EXERCISE BRIEF: Answer with nothing except the number of lines that contain the word "objętość".

Dataset records:
☆ ☆ ☆
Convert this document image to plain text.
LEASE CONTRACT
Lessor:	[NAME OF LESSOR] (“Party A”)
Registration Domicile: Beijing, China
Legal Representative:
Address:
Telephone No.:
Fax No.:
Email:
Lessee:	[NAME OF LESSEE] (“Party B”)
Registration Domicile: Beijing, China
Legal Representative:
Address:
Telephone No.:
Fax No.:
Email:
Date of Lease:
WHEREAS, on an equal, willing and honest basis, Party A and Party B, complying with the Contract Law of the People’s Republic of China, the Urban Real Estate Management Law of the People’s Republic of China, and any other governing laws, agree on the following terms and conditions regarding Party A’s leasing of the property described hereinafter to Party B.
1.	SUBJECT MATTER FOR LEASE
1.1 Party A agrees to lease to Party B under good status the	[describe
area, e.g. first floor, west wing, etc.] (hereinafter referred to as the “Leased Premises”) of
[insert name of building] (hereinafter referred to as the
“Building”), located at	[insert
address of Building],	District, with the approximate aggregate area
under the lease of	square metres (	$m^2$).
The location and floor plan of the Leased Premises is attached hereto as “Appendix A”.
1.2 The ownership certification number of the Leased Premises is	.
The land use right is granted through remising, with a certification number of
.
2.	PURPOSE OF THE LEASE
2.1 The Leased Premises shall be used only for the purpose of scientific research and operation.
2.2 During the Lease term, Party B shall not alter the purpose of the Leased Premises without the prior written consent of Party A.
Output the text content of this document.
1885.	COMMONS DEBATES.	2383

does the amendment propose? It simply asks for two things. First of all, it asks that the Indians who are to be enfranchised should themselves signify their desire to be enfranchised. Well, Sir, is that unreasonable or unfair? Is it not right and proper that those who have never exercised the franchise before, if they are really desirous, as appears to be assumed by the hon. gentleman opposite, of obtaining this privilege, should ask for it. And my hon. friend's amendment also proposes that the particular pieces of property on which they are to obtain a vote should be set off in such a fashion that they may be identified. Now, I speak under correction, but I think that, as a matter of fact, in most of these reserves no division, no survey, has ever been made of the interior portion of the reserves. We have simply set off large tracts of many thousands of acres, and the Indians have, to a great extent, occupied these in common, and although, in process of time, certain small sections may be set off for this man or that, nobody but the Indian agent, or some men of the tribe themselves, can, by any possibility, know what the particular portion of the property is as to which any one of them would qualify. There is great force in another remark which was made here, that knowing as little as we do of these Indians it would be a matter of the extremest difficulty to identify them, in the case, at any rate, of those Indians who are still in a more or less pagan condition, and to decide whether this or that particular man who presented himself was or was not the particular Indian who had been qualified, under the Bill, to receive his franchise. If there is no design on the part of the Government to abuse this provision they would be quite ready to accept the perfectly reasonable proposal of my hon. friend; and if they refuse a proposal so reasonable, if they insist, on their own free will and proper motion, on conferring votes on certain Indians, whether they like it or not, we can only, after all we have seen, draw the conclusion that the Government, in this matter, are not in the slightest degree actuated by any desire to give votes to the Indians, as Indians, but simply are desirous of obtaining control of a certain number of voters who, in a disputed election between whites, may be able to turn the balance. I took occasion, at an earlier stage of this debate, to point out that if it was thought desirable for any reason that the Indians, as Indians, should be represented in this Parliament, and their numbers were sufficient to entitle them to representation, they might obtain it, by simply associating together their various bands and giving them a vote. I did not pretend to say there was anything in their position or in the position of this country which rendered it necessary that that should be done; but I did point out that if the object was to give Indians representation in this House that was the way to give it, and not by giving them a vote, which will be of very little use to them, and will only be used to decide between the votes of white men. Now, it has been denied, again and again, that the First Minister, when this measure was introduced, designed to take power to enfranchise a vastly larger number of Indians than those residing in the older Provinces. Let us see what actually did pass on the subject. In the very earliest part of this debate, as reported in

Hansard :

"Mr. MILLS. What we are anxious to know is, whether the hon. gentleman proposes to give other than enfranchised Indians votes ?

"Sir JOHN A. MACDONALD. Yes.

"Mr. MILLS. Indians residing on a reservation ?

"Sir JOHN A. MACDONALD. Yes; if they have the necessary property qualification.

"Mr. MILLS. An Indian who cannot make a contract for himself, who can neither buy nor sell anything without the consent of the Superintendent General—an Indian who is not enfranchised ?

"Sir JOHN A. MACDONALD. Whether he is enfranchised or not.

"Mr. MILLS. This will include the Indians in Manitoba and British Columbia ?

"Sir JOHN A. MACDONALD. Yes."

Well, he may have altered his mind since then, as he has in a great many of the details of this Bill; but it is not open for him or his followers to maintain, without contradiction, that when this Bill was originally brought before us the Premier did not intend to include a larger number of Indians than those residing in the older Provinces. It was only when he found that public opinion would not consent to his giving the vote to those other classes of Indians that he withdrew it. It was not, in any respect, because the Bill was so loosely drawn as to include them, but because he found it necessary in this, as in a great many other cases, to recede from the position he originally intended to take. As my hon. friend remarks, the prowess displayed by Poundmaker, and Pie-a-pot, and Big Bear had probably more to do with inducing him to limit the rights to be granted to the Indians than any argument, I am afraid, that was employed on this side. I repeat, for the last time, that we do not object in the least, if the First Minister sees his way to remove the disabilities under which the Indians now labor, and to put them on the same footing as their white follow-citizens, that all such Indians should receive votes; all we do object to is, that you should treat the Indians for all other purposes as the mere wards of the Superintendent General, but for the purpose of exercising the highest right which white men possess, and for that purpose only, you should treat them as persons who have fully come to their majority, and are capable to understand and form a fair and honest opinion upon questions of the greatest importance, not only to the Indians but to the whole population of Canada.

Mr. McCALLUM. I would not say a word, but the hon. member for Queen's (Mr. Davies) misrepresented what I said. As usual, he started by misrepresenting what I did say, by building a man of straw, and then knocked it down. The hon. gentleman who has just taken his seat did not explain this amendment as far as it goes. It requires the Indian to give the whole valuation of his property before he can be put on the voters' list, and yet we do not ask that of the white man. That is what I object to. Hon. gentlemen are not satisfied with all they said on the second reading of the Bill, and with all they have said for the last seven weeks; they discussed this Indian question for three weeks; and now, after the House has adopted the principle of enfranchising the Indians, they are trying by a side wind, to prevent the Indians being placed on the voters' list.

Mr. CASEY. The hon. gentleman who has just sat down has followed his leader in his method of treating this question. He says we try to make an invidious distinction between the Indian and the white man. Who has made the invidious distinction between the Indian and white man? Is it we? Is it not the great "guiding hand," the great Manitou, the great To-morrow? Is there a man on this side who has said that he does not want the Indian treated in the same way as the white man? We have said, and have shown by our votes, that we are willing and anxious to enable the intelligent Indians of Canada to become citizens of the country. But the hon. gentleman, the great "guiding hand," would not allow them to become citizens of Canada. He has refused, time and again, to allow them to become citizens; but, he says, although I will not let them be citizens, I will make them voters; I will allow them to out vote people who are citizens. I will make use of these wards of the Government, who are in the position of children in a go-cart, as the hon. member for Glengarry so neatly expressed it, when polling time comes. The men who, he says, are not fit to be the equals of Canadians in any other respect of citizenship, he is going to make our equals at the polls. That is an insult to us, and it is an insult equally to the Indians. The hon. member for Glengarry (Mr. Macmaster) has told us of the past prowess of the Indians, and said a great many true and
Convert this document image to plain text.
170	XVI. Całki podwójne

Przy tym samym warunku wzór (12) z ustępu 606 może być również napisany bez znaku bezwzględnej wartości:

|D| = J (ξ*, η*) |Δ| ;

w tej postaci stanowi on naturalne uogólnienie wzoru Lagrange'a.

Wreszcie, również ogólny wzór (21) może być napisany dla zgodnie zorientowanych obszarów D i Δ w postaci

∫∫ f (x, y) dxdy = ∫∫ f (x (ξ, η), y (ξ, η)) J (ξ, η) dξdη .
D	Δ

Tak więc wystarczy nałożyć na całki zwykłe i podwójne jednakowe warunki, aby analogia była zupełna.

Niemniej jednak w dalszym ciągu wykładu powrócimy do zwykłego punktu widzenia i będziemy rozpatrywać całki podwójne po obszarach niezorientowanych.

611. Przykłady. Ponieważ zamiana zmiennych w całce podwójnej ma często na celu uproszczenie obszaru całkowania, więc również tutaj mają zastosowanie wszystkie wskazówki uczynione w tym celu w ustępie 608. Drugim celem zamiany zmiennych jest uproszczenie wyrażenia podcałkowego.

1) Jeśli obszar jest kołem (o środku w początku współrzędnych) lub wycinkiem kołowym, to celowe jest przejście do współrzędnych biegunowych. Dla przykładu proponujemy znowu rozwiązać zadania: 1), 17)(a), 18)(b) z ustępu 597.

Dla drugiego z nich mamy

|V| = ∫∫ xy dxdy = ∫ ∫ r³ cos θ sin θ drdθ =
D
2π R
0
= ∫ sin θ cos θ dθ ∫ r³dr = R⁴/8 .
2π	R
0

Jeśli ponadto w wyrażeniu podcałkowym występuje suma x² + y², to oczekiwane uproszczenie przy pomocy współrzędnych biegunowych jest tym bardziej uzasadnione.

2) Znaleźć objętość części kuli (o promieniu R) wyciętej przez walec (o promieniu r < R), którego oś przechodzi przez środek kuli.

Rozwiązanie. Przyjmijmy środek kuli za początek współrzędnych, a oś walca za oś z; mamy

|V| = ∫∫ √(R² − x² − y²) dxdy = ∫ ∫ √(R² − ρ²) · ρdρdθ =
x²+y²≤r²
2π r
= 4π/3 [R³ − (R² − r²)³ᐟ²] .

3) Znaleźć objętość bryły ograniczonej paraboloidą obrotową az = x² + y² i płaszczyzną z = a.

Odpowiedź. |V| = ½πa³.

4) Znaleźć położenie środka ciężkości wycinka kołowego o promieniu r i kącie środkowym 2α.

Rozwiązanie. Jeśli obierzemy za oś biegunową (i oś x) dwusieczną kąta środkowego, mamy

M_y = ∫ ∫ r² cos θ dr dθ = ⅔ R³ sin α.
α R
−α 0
☆ ☆ ☆
SOLUTION: 2